▸ Aim
Transcribe the material word for word, but without the images.

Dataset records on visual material
+ + + +

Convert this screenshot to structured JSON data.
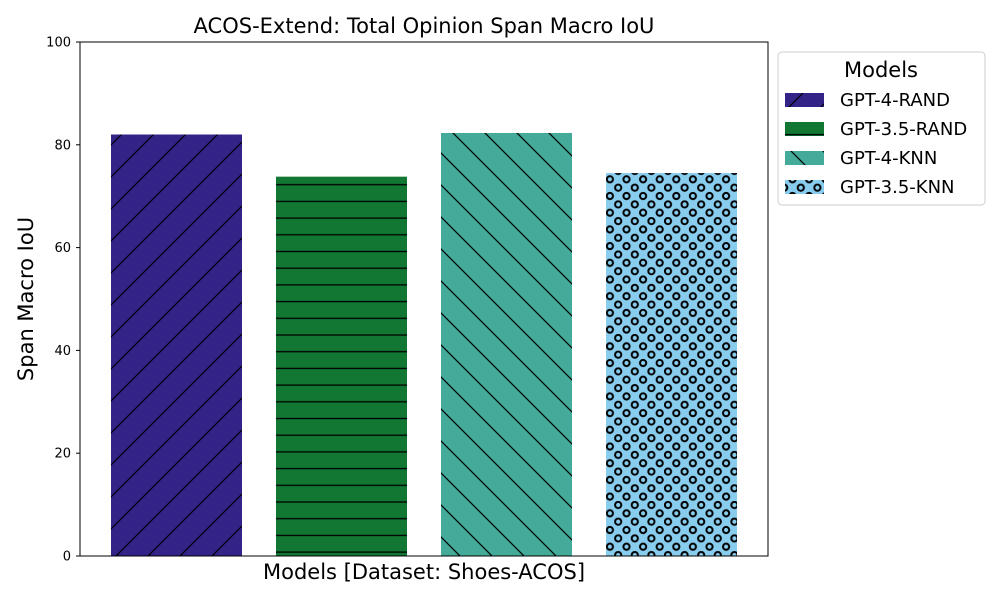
{
  "chart_data": {
    "type": "bar",
    "title": "ACOS-Extend: Total Opinion Span Macro IoU",
    "xlabel": "Models [Dataset: Shoes-ACOS]",
    "ylabel": "Span Macro IoU",
    "ylim": [
      0,
      100
    ],
    "yticks": [
      "0",
      "20",
      "40",
      "60",
      "80",
      "100"
    ],
    "grid": false,
    "legend": {
      "title": "Models",
      "position": "outside-right"
    },
    "series": [
      {
        "name": "GPT-4-RAND",
        "value": 82.0,
        "color": "#332288",
        "hatch": "diagonal-forward"
      },
      {
        "name": "GPT-3.5-RAND",
        "value": 73.8,
        "color": "#117733",
        "hatch": "horizontal"
      },
      {
        "name": "GPT-4-KNN",
        "value": 82.3,
        "color": "#44AA99",
        "hatch": "diagonal-back"
      },
      {
        "name": "GPT-3.5-KNN",
        "value": 74.5,
        "color": "#88CCEE",
        "hatch": "circles"
      }
    ]
  }
}
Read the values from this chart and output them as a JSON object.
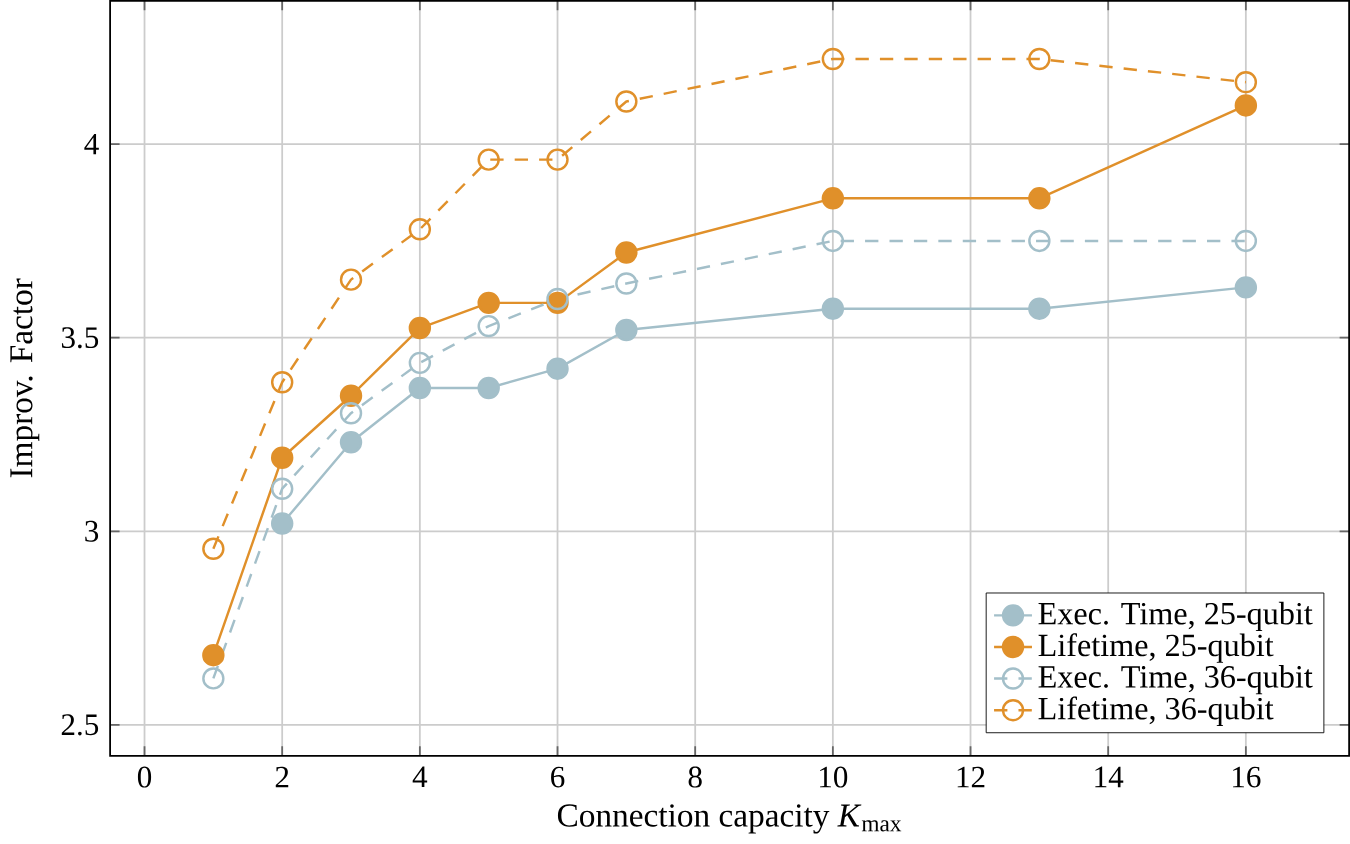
{
  "chart_data": {
    "type": "line",
    "xlabel": "Connection capacity *K*$_{max}$",
    "ylabel": "Improv. Factor",
    "x": [
      1,
      2,
      3,
      4,
      5,
      6,
      7,
      10,
      13,
      16
    ],
    "series": [
      {
        "name": "Exec. Time, 25-qubit",
        "color": "#a3bfc9",
        "line_style": "solid",
        "values": [
          null,
          3.02,
          3.23,
          3.37,
          3.37,
          3.42,
          3.52,
          3.575,
          3.575,
          3.63
        ]
      },
      {
        "name": "Lifetime, 25-qubit",
        "color": "#e0902a",
        "line_style": "solid",
        "values": [
          2.68,
          3.19,
          3.35,
          3.525,
          3.59,
          3.59,
          3.72,
          3.86,
          3.86,
          4.1
        ]
      },
      {
        "name": "Exec. Time, 36-qubit",
        "color": "#a3bfc9",
        "line_style": "dashed",
        "values": [
          2.62,
          3.11,
          3.305,
          3.435,
          3.53,
          3.6,
          3.64,
          3.75,
          3.75,
          3.75
        ]
      },
      {
        "name": "Lifetime, 36-qubit",
        "color": "#e0902a",
        "line_style": "dashed",
        "values": [
          2.955,
          3.385,
          3.65,
          3.78,
          3.96,
          3.96,
          4.11,
          4.22,
          4.22,
          4.16
        ]
      }
    ],
    "marker": "circle",
    "xlim": [
      -0.5,
      17.5
    ],
    "ylim": [
      2.42,
      4.37
    ],
    "xticks": [
      0,
      2,
      4,
      6,
      8,
      10,
      12,
      14,
      16
    ],
    "yticks": [
      2.5,
      3,
      3.5,
      4
    ],
    "grid": true,
    "legend": "bottom right"
  }
}
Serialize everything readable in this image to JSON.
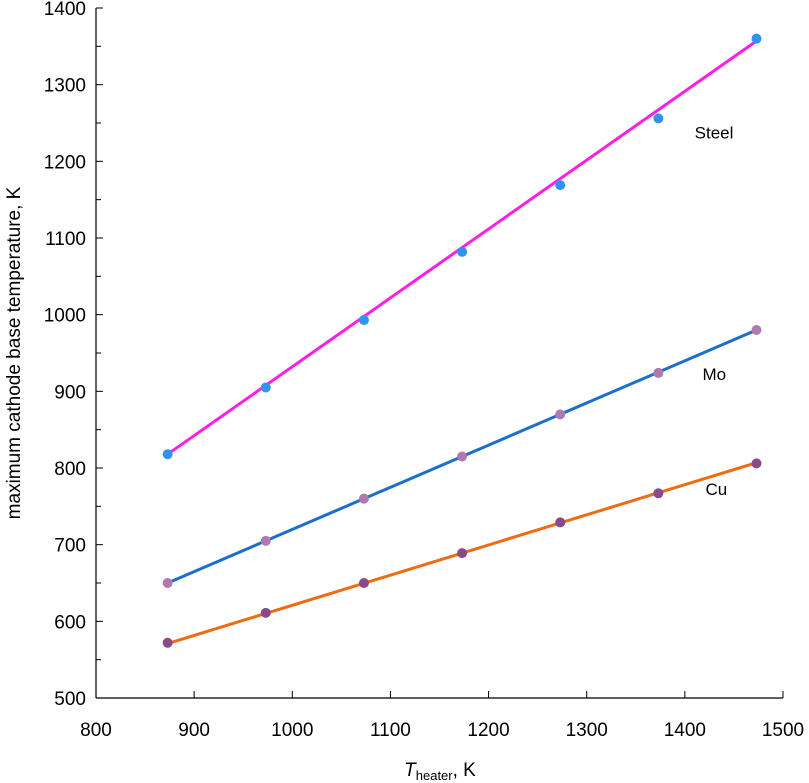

+ + + +

▸ Reply
Convert this screenshot to structured JSON data.
{
  "chart_data": {
    "type": "bar",
    "title": "ACOS-Extend: Total Opinion Span Macro IoU",
    "xlabel": "Models [Dataset: Shoes-ACOS]",
    "ylabel": "Span Macro IoU",
    "ylim": [
      0,
      100
    ],
    "yticks": [
      "0",
      "20",
      "40",
      "60",
      "80",
      "100"
    ],
    "grid": false,
    "legend": {
      "title": "Models",
      "position": "outside-right"
    },
    "series": [
      {
        "name": "GPT-4-RAND",
        "value": 82.0,
        "color": "#332288",
        "hatch": "diagonal-forward"
      },
      {
        "name": "GPT-3.5-RAND",
        "value": 73.8,
        "color": "#117733",
        "hatch": "horizontal"
      },
      {
        "name": "GPT-4-KNN",
        "value": 82.3,
        "color": "#44AA99",
        "hatch": "diagonal-back"
      },
      {
        "name": "GPT-3.5-KNN",
        "value": 74.5,
        "color": "#88CCEE",
        "hatch": "circles"
      }
    ]
  }
}
Read the values from this chart and output them as a JSON object.
{
  "chart_data": {
    "type": "line",
    "xlabel": "Connection capacity *K*$_{max}$",
    "ylabel": "Improv. Factor",
    "x": [
      1,
      2,
      3,
      4,
      5,
      6,
      7,
      10,
      13,
      16
    ],
    "series": [
      {
        "name": "Exec. Time, 25-qubit",
        "color": "#a3bfc9",
        "line_style": "solid",
        "values": [
          null,
          3.02,
          3.23,
          3.37,
          3.37,
          3.42,
          3.52,
          3.575,
          3.575,
          3.63
        ]
      },
      {
        "name": "Lifetime, 25-qubit",
        "color": "#e0902a",
        "line_style": "solid",
        "values": [
          2.68,
          3.19,
          3.35,
          3.525,
          3.59,
          3.59,
          3.72,
          3.86,
          3.86,
          4.1
        ]
      },
      {
        "name": "Exec. Time, 36-qubit",
        "color": "#a3bfc9",
        "line_style": "dashed",
        "values": [
          2.62,
          3.11,
          3.305,
          3.435,
          3.53,
          3.6,
          3.64,
          3.75,
          3.75,
          3.75
        ]
      },
      {
        "name": "Lifetime, 36-qubit",
        "color": "#e0902a",
        "line_style": "dashed",
        "values": [
          2.955,
          3.385,
          3.65,
          3.78,
          3.96,
          3.96,
          4.11,
          4.22,
          4.22,
          4.16
        ]
      }
    ],
    "marker": "circle",
    "xlim": [
      -0.5,
      17.5
    ],
    "ylim": [
      2.42,
      4.37
    ],
    "xticks": [
      0,
      2,
      4,
      6,
      8,
      10,
      12,
      14,
      16
    ],
    "yticks": [
      2.5,
      3,
      3.5,
      4
    ],
    "grid": true,
    "legend": "bottom right"
  }
}
Serialize everything readable in this image to JSON.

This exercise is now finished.